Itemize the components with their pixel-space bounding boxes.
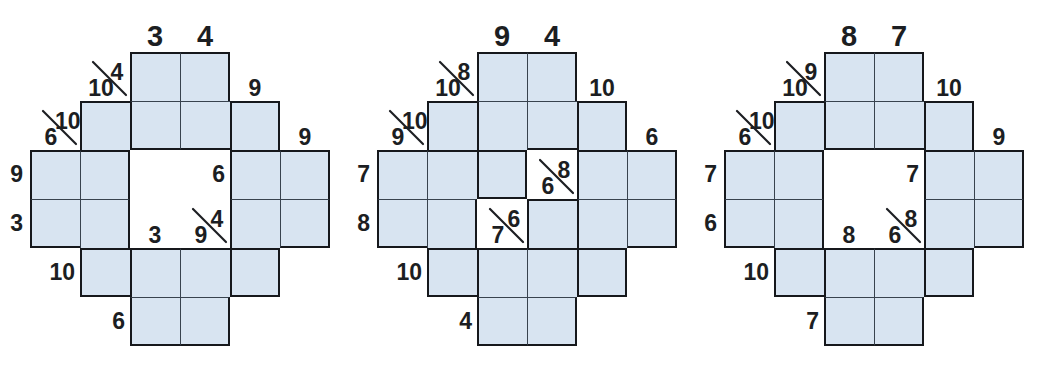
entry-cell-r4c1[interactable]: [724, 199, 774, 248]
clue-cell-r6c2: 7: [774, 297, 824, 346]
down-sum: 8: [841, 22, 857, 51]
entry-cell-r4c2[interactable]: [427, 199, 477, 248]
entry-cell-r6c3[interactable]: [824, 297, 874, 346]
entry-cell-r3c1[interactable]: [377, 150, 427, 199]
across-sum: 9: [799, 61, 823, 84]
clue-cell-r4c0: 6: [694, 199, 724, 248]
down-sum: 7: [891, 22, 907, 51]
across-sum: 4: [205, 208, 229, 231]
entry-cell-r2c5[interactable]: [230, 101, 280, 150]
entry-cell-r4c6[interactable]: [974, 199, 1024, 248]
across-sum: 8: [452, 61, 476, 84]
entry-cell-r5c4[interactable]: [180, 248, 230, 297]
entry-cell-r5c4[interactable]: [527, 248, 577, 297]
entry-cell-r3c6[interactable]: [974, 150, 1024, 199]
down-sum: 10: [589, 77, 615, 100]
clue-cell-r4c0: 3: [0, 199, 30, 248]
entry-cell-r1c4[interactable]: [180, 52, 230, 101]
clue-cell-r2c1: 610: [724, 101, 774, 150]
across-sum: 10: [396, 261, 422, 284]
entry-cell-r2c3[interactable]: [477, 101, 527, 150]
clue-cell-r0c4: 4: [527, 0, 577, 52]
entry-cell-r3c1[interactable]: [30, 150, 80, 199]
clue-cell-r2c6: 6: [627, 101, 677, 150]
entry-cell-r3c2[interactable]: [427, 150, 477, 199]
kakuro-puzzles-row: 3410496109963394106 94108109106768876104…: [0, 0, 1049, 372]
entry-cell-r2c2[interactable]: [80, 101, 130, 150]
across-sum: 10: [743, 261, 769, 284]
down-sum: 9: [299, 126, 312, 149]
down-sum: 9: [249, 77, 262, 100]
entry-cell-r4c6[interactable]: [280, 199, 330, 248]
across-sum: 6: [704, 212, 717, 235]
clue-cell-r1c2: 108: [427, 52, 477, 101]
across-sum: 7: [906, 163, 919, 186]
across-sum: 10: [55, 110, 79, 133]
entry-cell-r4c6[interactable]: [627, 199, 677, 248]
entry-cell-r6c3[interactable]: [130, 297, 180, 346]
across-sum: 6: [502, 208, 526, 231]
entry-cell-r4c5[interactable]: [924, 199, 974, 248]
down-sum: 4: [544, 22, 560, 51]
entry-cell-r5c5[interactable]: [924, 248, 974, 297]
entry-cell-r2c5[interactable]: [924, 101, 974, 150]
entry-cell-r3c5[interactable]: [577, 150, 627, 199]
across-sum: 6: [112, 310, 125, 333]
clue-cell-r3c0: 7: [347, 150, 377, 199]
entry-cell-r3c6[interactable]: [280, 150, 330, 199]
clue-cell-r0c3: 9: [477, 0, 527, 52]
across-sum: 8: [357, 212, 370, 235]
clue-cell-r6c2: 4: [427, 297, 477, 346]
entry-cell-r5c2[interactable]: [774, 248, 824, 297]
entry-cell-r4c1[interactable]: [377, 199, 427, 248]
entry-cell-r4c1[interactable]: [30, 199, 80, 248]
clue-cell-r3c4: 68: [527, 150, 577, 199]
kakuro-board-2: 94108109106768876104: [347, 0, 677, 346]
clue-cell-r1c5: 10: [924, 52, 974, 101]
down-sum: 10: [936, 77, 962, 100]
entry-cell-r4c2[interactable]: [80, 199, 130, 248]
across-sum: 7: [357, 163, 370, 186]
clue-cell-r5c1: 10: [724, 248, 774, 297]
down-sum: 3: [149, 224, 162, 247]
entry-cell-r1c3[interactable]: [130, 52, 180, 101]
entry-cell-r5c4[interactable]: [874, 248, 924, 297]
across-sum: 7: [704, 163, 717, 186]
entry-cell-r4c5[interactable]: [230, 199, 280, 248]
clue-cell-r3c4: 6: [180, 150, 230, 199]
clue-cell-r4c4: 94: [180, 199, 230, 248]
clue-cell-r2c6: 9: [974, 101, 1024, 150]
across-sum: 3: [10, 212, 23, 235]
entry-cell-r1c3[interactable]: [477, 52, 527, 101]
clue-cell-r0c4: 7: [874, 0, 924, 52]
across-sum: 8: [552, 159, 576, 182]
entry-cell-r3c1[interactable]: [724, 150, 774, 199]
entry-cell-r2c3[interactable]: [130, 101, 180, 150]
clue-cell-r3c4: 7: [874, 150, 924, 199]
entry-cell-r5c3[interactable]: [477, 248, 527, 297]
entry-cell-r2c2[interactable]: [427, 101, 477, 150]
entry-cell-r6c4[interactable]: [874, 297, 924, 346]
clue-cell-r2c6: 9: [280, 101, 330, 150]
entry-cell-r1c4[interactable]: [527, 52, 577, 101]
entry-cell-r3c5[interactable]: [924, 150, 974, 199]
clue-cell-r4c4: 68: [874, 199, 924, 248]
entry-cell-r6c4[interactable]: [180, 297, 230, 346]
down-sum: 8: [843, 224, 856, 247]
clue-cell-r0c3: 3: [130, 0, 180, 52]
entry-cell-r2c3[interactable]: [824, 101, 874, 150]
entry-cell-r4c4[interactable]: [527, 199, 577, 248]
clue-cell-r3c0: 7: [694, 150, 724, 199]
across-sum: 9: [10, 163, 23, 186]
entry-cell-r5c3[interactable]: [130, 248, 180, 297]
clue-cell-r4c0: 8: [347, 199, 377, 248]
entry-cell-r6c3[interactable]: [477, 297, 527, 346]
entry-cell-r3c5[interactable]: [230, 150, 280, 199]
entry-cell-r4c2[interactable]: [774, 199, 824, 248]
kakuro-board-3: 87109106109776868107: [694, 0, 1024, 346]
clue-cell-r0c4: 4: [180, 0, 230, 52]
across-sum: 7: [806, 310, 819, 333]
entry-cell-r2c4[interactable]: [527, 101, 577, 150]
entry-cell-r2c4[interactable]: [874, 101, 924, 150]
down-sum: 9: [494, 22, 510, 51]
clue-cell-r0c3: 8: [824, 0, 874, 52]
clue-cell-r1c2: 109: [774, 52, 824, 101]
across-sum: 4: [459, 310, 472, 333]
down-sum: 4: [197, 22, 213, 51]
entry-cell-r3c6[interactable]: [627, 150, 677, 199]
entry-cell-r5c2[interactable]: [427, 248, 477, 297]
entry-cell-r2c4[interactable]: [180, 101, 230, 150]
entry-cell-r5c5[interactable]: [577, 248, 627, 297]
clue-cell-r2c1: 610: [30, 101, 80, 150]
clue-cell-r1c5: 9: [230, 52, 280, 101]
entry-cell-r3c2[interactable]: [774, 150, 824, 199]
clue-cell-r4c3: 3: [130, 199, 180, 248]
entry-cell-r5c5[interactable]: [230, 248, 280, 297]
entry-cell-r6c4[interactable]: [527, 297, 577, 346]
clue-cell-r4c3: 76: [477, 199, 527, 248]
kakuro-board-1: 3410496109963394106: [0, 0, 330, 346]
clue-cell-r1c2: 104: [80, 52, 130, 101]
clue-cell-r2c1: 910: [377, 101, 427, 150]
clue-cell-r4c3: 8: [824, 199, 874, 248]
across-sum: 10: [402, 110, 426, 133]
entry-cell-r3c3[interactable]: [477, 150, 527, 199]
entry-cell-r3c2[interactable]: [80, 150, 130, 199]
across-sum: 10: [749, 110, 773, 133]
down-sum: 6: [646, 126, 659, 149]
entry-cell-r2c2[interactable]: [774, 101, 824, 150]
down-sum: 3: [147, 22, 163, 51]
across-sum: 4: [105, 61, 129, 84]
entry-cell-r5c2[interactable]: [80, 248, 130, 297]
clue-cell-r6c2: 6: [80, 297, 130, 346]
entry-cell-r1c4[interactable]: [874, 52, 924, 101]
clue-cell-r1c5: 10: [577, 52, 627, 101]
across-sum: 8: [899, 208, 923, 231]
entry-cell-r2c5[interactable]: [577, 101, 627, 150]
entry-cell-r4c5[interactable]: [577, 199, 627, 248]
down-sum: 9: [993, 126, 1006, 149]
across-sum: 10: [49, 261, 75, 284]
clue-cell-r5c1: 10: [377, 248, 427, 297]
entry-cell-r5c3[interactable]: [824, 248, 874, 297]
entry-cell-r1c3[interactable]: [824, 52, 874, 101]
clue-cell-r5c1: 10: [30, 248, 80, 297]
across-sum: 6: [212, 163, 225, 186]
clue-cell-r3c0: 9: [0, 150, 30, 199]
******
**指示:**
上の記録のうち、「entry-cell-r4c1[interactable]: [724, 199, 774, 248]」を含む行で始まり「entry-cell-r3c2[interactable]: [427, 150, 477, 199]」を含む行で終わる部分を、「番号」と「記録の行」の二列からなるMarkdownの表に入れてください。両端の行も含め、空行は除いて、この範囲の行だけを載せること。

**回答:**
| 番号 | 記録の行 |
|---|---|
| 1 | entry-cell-r4c1[interactable]: [724, 199, 774, 248] |
| 2 | clue-cell-r6c2: 7: [774, 297, 824, 346] |
| 3 | down-sum: 8: [841, 22, 857, 51] |
| 4 | entry-cell-r4c2[interactable]: [427, 199, 477, 248] |
| 5 | entry-cell-r6c3[interactable]: [824, 297, 874, 346] |
| 6 | entry-cell-r3c1[interactable]: [377, 150, 427, 199] |
| 7 | across-sum: 9: [799, 61, 823, 84] |
| 8 | clue-cell-r4c0: 6: [694, 199, 724, 248] |
| 9 | down-sum: 7: [891, 22, 907, 51] |
| 10 | across-sum: 4: [205, 208, 229, 231] |
| 11 | entry-cell-r2c5[interactable]: [230, 101, 280, 150] |
| 12 | entry-cell-r4c6[interactable]: [974, 199, 1024, 248] |
| 13 | across-sum: 8: [452, 61, 476, 84] |
| 14 | entry-cell-r5c4[interactable]: [180, 248, 230, 297] |
| 15 | entry-cell-r5c4[interactable]: [527, 248, 577, 297] |
| 16 | entry-cell-r3c6[interactable]: [974, 150, 1024, 199] |
| 17 | down-sum: 10: [589, 77, 615, 100] |
| 18 | clue-cell-r4c0: 3: [0, 199, 30, 248] |
| 19 | entry-cell-r1c4[interactable]: [180, 52, 230, 101] |
| 20 | clue-cell-r2c1: 610: [724, 101, 774, 150] |
| 21 | across-sum: 10: [396, 261, 422, 284] |
| 22 | entry-cell-r2c3[interactable]: [477, 101, 527, 150] |
| 23 | clue-cell-r0c4: 4: [527, 0, 577, 52] |
| 24 | entry-cell-r3c1[interactable]: [30, 150, 80, 199] |
| 25 | clue-cell-r2c6: 6: [627, 101, 677, 150] |
| 26 | entry-cell-r3c2[interactable]: [427, 150, 477, 199] |